:: Material provided ::

**********

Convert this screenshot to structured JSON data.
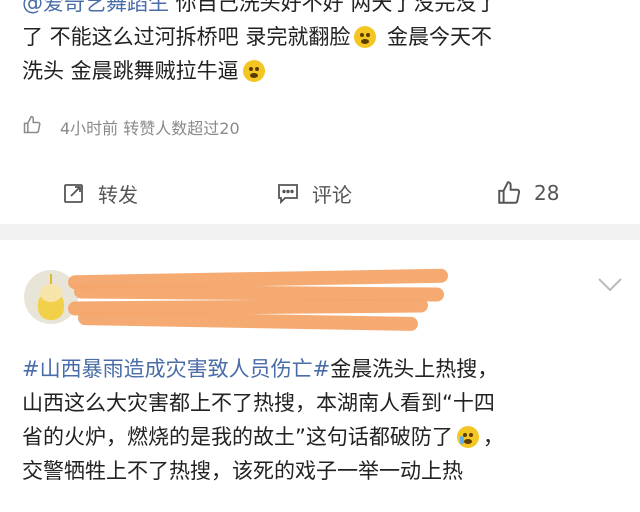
{
  "post1": {
    "mention": "@爱奇艺舞蹈生",
    "text_line1_rest": " 你自己洗头好不好 两天了没完没了",
    "text_line2": "了 不能这么过河拆桥吧 录完就翻脸",
    "text_line2_b": " 金晨今天不",
    "text_line3": "洗头 金晨跳舞贼拉牛逼",
    "meta": "4小时前 转赞人数超过20",
    "actions": {
      "repost": "转发",
      "comment": "评论",
      "like_count": "28"
    }
  },
  "post2": {
    "hashtag": "#山西暴雨造成灾害致人员伤亡#",
    "text_line1_rest": "金晨洗头上热搜，",
    "text_line2": "山西这么大灾害都上不了热搜，本湖南人看到“十四",
    "text_line3": "省的火炉，燃烧的是我的故土”这句话都破防了",
    "text_line4": "交警牺牲上不了热搜，该死的戏子一举一动上热"
  },
  "colors": {
    "link": "#4a6da8",
    "divider": "#f2f2f2",
    "redaction": "#f4a56a"
  }
}
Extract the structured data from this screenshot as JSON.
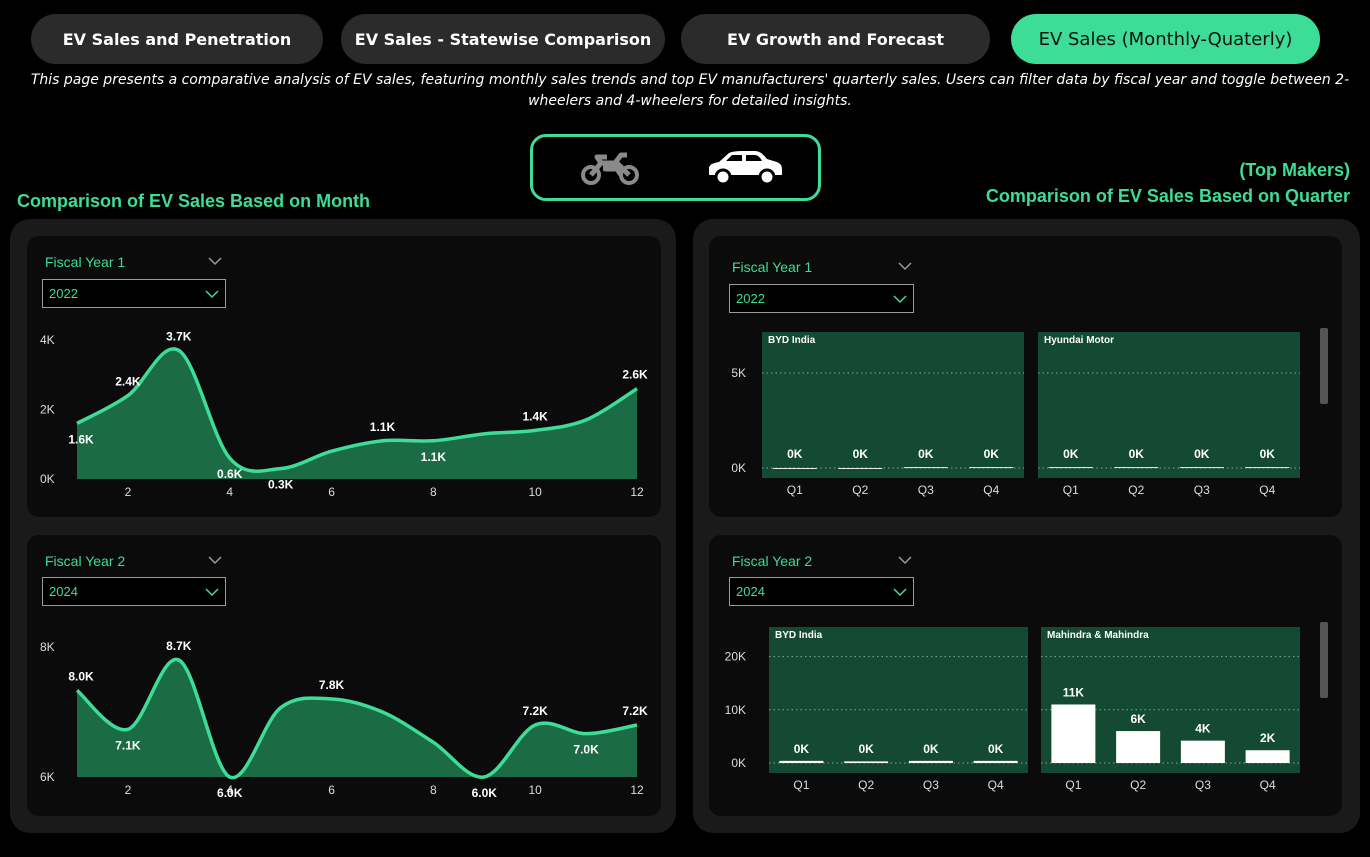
{
  "tabs": [
    {
      "label": "EV Sales and Penetration",
      "active": false
    },
    {
      "label": "EV Sales - Statewise Comparison",
      "active": false
    },
    {
      "label": "EV Growth and Forecast",
      "active": false
    },
    {
      "label": "EV Sales (Monthly-Quaterly)",
      "active": true
    }
  ],
  "description": "This page presents a comparative analysis of EV sales, featuring monthly sales trends and top EV manufacturers' quarterly sales. Users can filter data by fiscal year and toggle between 2-wheelers and 4-wheelers for detailed insights.",
  "toggle": {
    "options": [
      "2-wheeler",
      "4-wheeler"
    ],
    "selected": "4-wheeler",
    "icons": [
      "motorcycle-icon",
      "car-icon"
    ]
  },
  "left": {
    "title": "Comparison of EV Sales Based on Month",
    "fy1": {
      "label": "Fiscal Year 1",
      "value": "2022"
    },
    "fy2": {
      "label": "Fiscal Year 2",
      "value": "2024"
    }
  },
  "right": {
    "title_line1": "(Top Makers)",
    "title_line2": "Comparison of  EV Sales Based on Quarter",
    "fy1": {
      "label": "Fiscal Year 1",
      "value": "2022"
    },
    "fy2": {
      "label": "Fiscal Year 2",
      "value": "2024"
    }
  },
  "colors": {
    "accent": "#3ddc97",
    "area_fill": "#1b6b45",
    "panel_bg": "#144a33",
    "tab_bg": "#2b2b2b"
  },
  "chart_data": [
    {
      "type": "area",
      "x": [
        1,
        2,
        3,
        4,
        5,
        6,
        7,
        8,
        9,
        10,
        11,
        12
      ],
      "values": [
        1600,
        2400,
        3700,
        600,
        300,
        800,
        1100,
        1100,
        1300,
        1400,
        1700,
        2600
      ],
      "data_labels": {
        "1": "1.6K",
        "2": "2.4K",
        "3": "3.7K",
        "4": "0.6K",
        "5": "0.3K",
        "7": "1.1K",
        "8": "1.1K",
        "10": "1.4K",
        "12": "2.6K"
      },
      "ylim": [
        0,
        4000
      ],
      "y_ticks": [
        "0K",
        "2K",
        "4K"
      ],
      "x_ticks": [
        "2",
        "4",
        "6",
        "8",
        "10",
        "12"
      ],
      "grid": false
    },
    {
      "type": "area",
      "x": [
        1,
        2,
        3,
        4,
        5,
        6,
        7,
        8,
        9,
        10,
        11,
        12
      ],
      "values": [
        8000,
        7100,
        8700,
        6000,
        7600,
        7800,
        7500,
        6800,
        6000,
        7200,
        7000,
        7200
      ],
      "data_labels": {
        "1": "8.0K",
        "2": "7.1K",
        "3": "8.7K",
        "4": "6.0K",
        "6": "7.8K",
        "9": "6.0K",
        "10": "7.2K",
        "11": "7.0K",
        "12": "7.2K"
      },
      "ylim": [
        6000,
        9000
      ],
      "y_ticks": [
        "6K",
        "8K"
      ],
      "x_ticks": [
        "2",
        "4",
        "6",
        "8",
        "10",
        "12"
      ],
      "grid": false
    },
    {
      "type": "bar",
      "categories": [
        "Q1",
        "Q2",
        "Q3",
        "Q4"
      ],
      "series": [
        {
          "name": "BYD India",
          "values": [
            0,
            0,
            50,
            50
          ],
          "data_labels": [
            "0K",
            "0K",
            "0K",
            "0K"
          ]
        },
        {
          "name": "Hyundai Motor",
          "values": [
            50,
            50,
            50,
            50
          ],
          "data_labels": [
            "0K",
            "0K",
            "0K",
            "0K"
          ]
        }
      ],
      "ylim": [
        0,
        7000
      ],
      "y_ticks": [
        "0K",
        "5K"
      ],
      "grid": true
    },
    {
      "type": "bar",
      "categories": [
        "Q1",
        "Q2",
        "Q3",
        "Q4"
      ],
      "series": [
        {
          "name": "BYD India",
          "values": [
            400,
            300,
            400,
            400
          ],
          "data_labels": [
            "0K",
            "0K",
            "0K",
            "0K"
          ]
        },
        {
          "name": "Mahindra & Mahindra",
          "values": [
            11000,
            6000,
            4200,
            2400
          ],
          "data_labels": [
            "11K",
            "6K",
            "4K",
            "2K"
          ]
        }
      ],
      "ylim": [
        0,
        25000
      ],
      "y_ticks": [
        "0K",
        "10K",
        "20K"
      ],
      "grid": true
    }
  ]
}
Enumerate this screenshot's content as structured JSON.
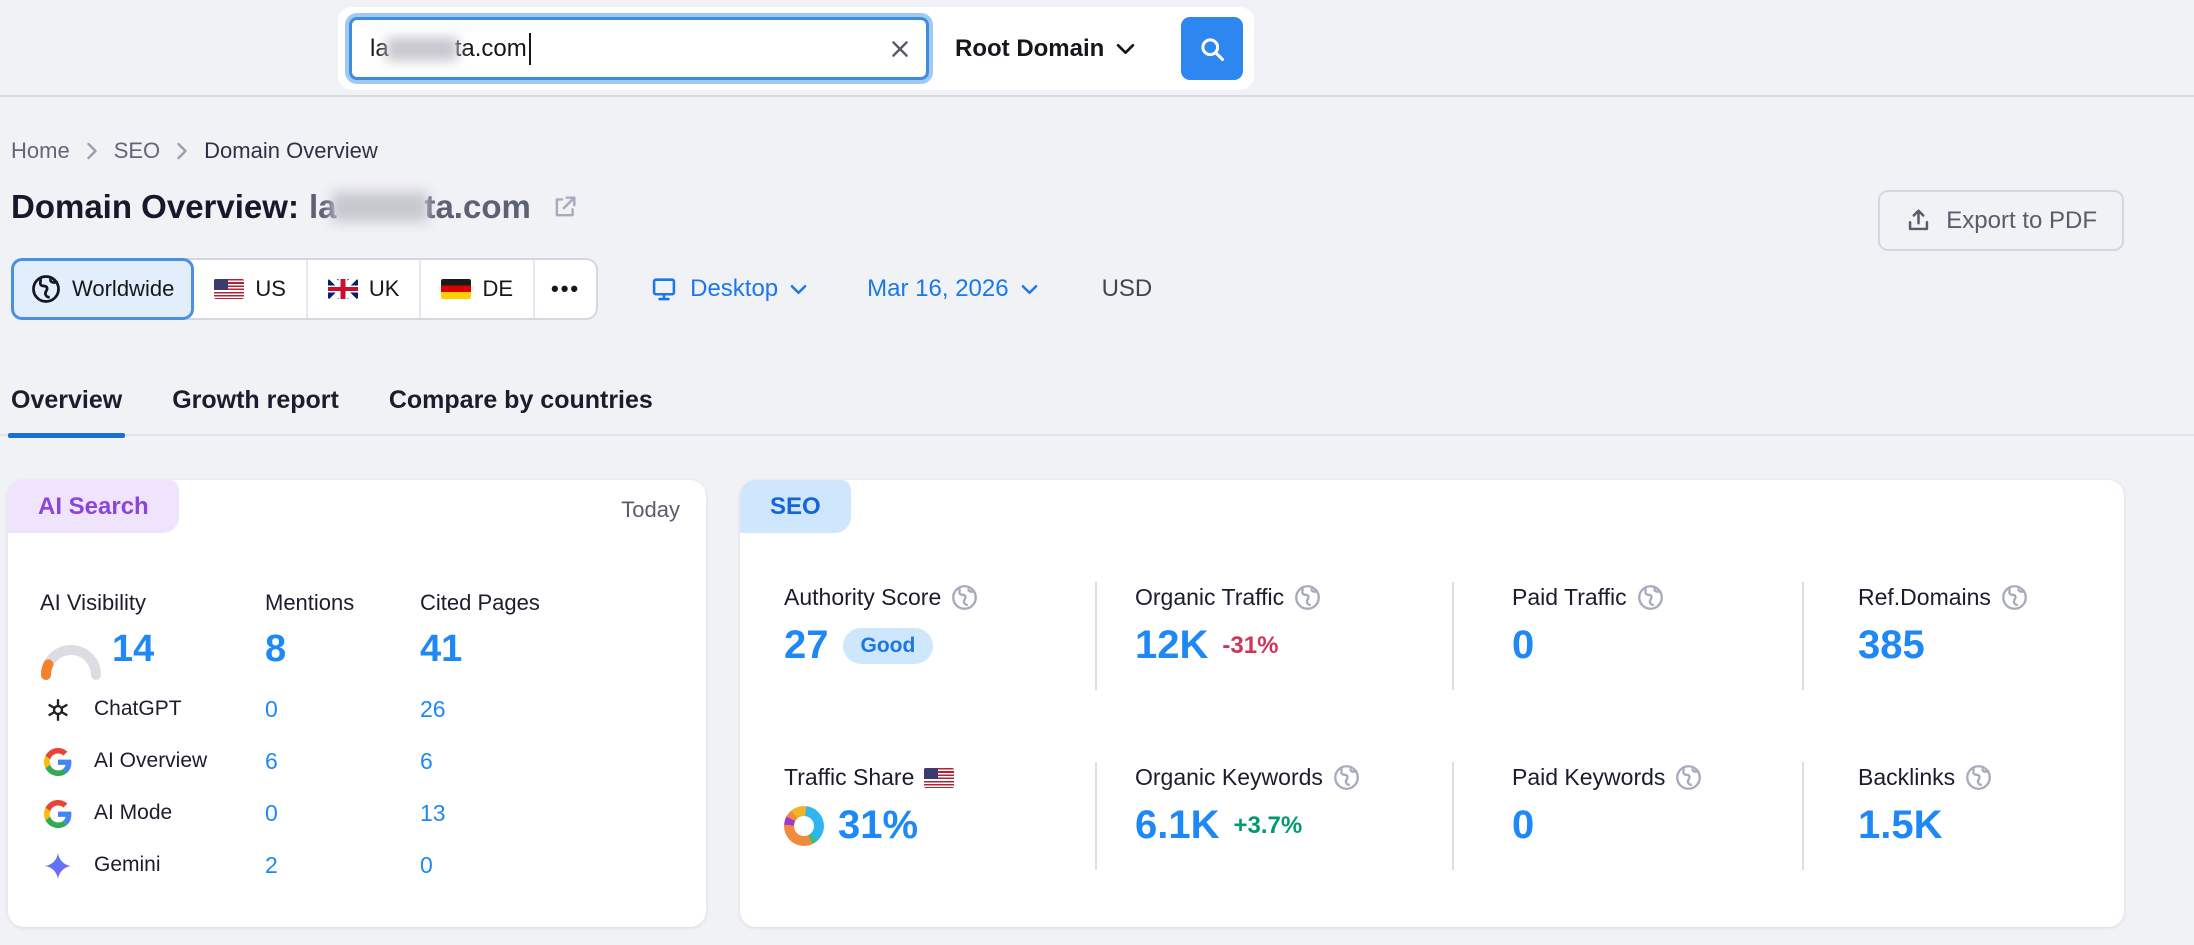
{
  "search_bar": {
    "query_prefix": "la",
    "query_suffix": "ta.com",
    "query_redacted": true,
    "scope_selected": "Root Domain"
  },
  "breadcrumb": {
    "items": [
      "Home",
      "SEO",
      "Domain Overview"
    ]
  },
  "header": {
    "title_prefix": "Domain Overview:",
    "domain_prefix": "la",
    "domain_suffix": "ta.com",
    "export_label": "Export to PDF"
  },
  "filters": {
    "regions": [
      {
        "label": "Worldwide",
        "selected": true
      },
      {
        "label": "US"
      },
      {
        "label": "UK"
      },
      {
        "label": "DE"
      },
      {
        "label": "•••"
      }
    ],
    "device": "Desktop",
    "date": "Mar 16, 2026",
    "currency": "USD"
  },
  "tabs": [
    {
      "label": "Overview",
      "active": true
    },
    {
      "label": "Growth report",
      "active": false
    },
    {
      "label": "Compare by countries",
      "active": false
    }
  ],
  "ai_search_card": {
    "badge": "AI Search",
    "period": "Today",
    "columns": {
      "c1": "AI Visibility",
      "c2": "Mentions",
      "c3": "Cited Pages"
    },
    "summary": {
      "ai_visibility": "14",
      "mentions": "8",
      "cited_pages": "41"
    },
    "gauge_percent": 14,
    "rows": [
      {
        "engine": "ChatGPT",
        "icon": "openai-icon",
        "mentions": "0",
        "cited_pages": "26"
      },
      {
        "engine": "AI Overview",
        "icon": "google-icon",
        "mentions": "6",
        "cited_pages": "6"
      },
      {
        "engine": "AI Mode",
        "icon": "google-icon",
        "mentions": "0",
        "cited_pages": "13"
      },
      {
        "engine": "Gemini",
        "icon": "gemini-icon",
        "mentions": "2",
        "cited_pages": "0"
      }
    ]
  },
  "seo_card": {
    "badge": "SEO",
    "metrics": [
      {
        "label": "Authority Score",
        "value": "27",
        "rating": "Good"
      },
      {
        "label": "Organic Traffic",
        "value": "12K",
        "delta": "-31%",
        "delta_dir": "down"
      },
      {
        "label": "Paid Traffic",
        "value": "0"
      },
      {
        "label": "Ref.Domains",
        "value": "385"
      },
      {
        "label": "Traffic Share",
        "value": "31%",
        "flag": "us"
      },
      {
        "label": "Organic Keywords",
        "value": "6.1K",
        "delta": "+3.7%",
        "delta_dir": "up"
      },
      {
        "label": "Paid Keywords",
        "value": "0"
      },
      {
        "label": "Backlinks",
        "value": "1.5K"
      }
    ]
  },
  "colors": {
    "page_background": "#f1f2f6",
    "metric_blue": "#1e88f7",
    "link_blue": "#1a78e8",
    "delta_down_red": "#cf3558",
    "delta_up_green": "#009a6e",
    "ai_badge_bg": "#f0e3fc",
    "ai_badge_text": "#8a46d9",
    "seo_badge_bg": "#cfe7fd",
    "seo_badge_text": "#1565d8",
    "gauge_orange": "#f5822b",
    "search_button_blue": "#2e86f0"
  }
}
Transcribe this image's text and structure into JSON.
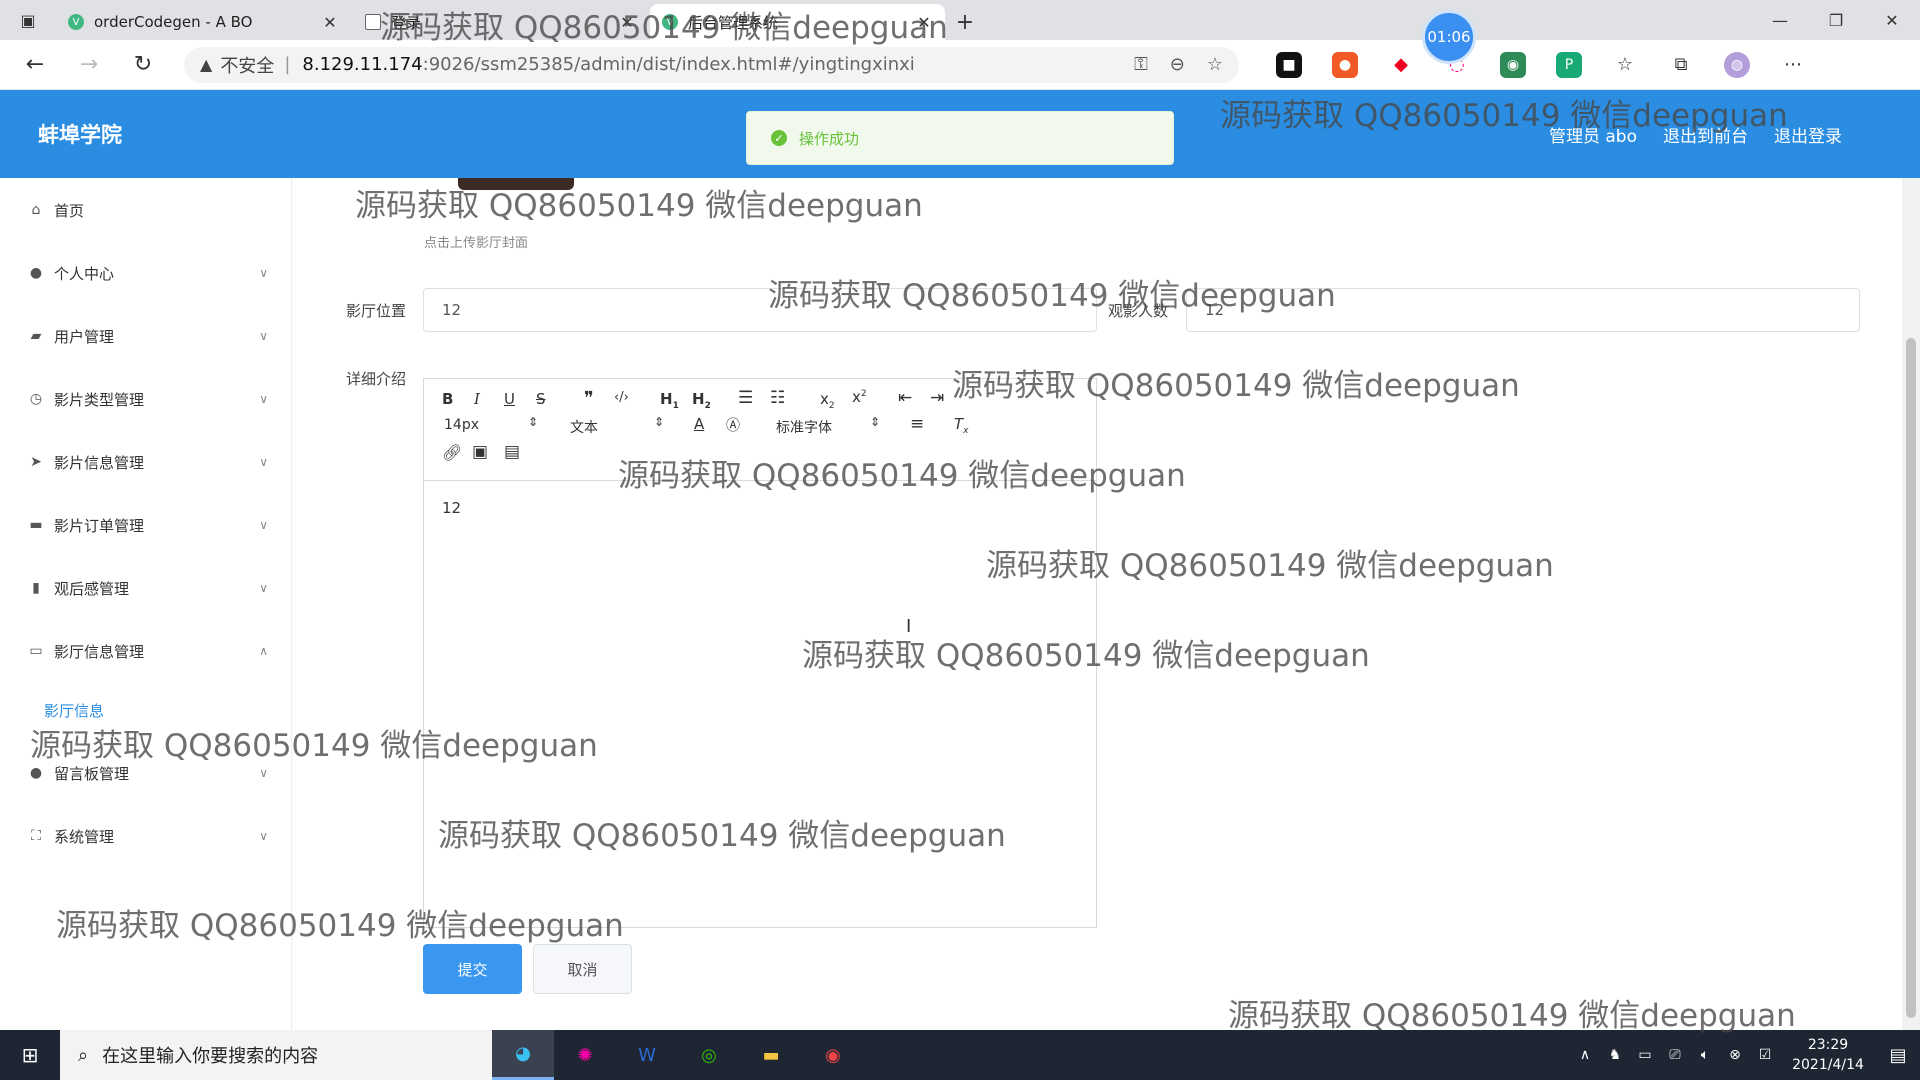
{
  "browser": {
    "tabs": [
      {
        "title": "orderCodegen - A BO",
        "active": false
      },
      {
        "title": "登录",
        "active": false
      },
      {
        "title": "后台管理系统",
        "active": true
      }
    ],
    "timer": "01:06",
    "url_warning": "不安全",
    "url_host": "8.129.11.174",
    "url_path": ":9026/ssm25385/admin/dist/index.html#/yingtingxinxi"
  },
  "header": {
    "brand": "蚌埠学院",
    "user": "管理员 abo",
    "to_front": "退出到前台",
    "logout": "退出登录"
  },
  "toast": {
    "message": "操作成功"
  },
  "sidebar": {
    "items": [
      {
        "label": "首页",
        "icon": "home-icon"
      },
      {
        "label": "个人中心",
        "icon": "user-icon"
      },
      {
        "label": "用户管理",
        "icon": "chart-icon"
      },
      {
        "label": "影片类型管理",
        "icon": "clock-icon"
      },
      {
        "label": "影片信息管理",
        "icon": "send-icon"
      },
      {
        "label": "影片订单管理",
        "icon": "briefcase-icon"
      },
      {
        "label": "观后感管理",
        "icon": "bar-chart-icon"
      },
      {
        "label": "影厅信息管理",
        "icon": "message-icon"
      },
      {
        "label": "留言板管理",
        "icon": "bulb-icon"
      },
      {
        "label": "系统管理",
        "icon": "expand-icon"
      }
    ],
    "sub_item": "影厅信息"
  },
  "form": {
    "upload_hint": "点击上传影厅封面",
    "position_label": "影厅位置",
    "position_value": "12",
    "viewers_label": "观影人数",
    "viewers_value": "12",
    "detail_label": "详细介绍",
    "editor_content": "12",
    "font_size": "14px",
    "text_style": "文本",
    "font_family": "标准字体",
    "submit": "提交",
    "cancel": "取消"
  },
  "watermark": "源码获取 QQ86050149 微信deepguan",
  "taskbar": {
    "search_placeholder": "在这里输入你要搜索的内容",
    "time": "23:29",
    "date": "2021/4/14"
  }
}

**********

Collect, from the material above, every line containing the word "toggle".

:: Response to this task ::
  "description": "This page presents a comparative analysis of EV sales, featuring monthly sales trends and top EV manufacturers' quarterly sales. Users can filter data by fiscal year and toggle between 2-wheelers and 4-wheelers for detailed insights.",
  "toggle": {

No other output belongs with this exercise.